## Written problem
Each line below that contains "गदपत" counts once; report the total and nothing more.

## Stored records
---------------
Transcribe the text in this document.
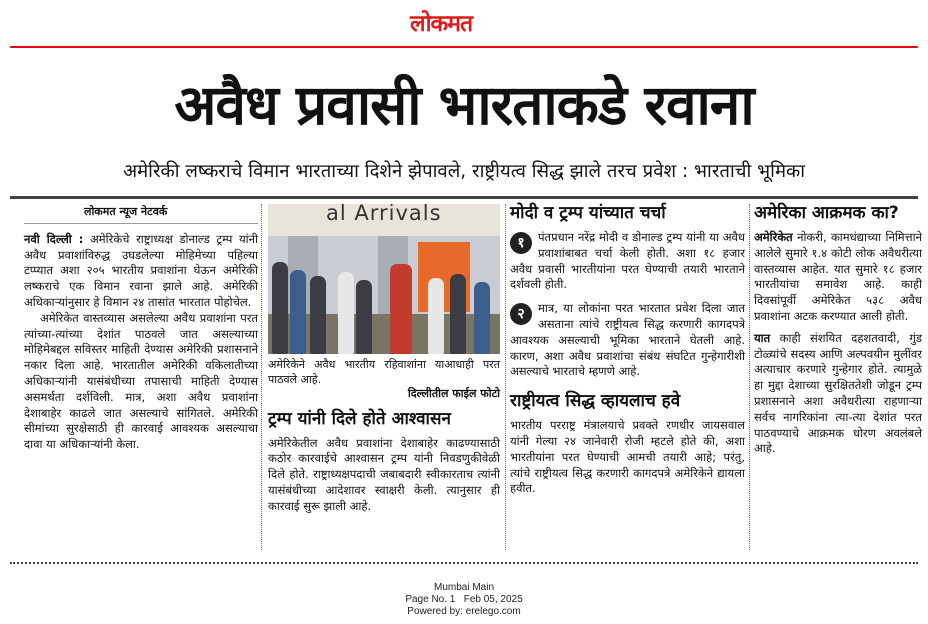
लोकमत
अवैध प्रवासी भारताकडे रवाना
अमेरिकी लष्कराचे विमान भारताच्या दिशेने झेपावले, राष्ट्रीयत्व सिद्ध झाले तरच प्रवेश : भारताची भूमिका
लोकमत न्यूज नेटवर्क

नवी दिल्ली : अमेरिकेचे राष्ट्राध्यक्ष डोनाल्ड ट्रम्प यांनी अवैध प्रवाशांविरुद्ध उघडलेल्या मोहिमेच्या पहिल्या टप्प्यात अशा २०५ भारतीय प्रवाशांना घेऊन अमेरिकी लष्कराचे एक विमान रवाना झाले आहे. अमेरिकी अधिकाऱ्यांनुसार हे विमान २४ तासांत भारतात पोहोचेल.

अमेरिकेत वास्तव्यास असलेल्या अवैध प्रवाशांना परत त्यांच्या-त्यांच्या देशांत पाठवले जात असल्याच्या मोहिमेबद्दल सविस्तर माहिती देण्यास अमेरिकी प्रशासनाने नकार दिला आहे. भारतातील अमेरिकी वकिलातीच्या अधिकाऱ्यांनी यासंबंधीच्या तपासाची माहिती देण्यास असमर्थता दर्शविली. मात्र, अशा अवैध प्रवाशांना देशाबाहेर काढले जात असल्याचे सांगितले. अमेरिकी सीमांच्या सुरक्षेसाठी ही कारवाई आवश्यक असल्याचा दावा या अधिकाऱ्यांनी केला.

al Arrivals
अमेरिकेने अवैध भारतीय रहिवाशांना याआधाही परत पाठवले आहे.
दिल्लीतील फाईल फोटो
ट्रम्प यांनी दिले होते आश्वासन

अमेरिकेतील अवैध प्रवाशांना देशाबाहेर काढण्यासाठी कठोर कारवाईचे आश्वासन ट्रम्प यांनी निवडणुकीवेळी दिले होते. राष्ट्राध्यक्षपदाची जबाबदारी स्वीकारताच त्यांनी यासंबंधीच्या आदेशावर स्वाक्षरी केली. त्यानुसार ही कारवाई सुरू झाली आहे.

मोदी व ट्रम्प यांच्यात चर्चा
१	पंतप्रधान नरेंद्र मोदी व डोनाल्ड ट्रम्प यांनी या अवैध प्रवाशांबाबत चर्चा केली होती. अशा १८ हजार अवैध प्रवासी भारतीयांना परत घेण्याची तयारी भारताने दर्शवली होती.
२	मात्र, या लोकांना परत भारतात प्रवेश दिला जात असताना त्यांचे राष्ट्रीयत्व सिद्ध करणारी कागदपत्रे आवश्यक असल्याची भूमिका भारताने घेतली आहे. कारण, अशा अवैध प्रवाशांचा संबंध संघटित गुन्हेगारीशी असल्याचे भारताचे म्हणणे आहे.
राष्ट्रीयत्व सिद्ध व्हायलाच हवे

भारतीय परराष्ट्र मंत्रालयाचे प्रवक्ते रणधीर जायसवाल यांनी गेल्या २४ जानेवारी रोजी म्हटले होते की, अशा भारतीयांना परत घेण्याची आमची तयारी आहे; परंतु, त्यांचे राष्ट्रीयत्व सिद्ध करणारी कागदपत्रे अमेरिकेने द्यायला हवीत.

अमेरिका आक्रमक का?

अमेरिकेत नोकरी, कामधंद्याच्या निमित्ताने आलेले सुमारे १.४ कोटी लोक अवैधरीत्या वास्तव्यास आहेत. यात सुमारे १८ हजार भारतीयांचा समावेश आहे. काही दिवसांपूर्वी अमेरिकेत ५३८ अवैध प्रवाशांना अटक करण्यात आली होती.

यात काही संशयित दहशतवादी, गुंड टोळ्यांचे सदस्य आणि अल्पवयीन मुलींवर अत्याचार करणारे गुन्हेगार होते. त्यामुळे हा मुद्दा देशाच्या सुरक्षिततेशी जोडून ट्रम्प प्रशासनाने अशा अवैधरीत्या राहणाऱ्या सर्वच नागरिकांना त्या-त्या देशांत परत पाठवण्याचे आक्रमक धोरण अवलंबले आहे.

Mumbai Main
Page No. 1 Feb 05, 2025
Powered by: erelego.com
---------------
## Exercise answer
2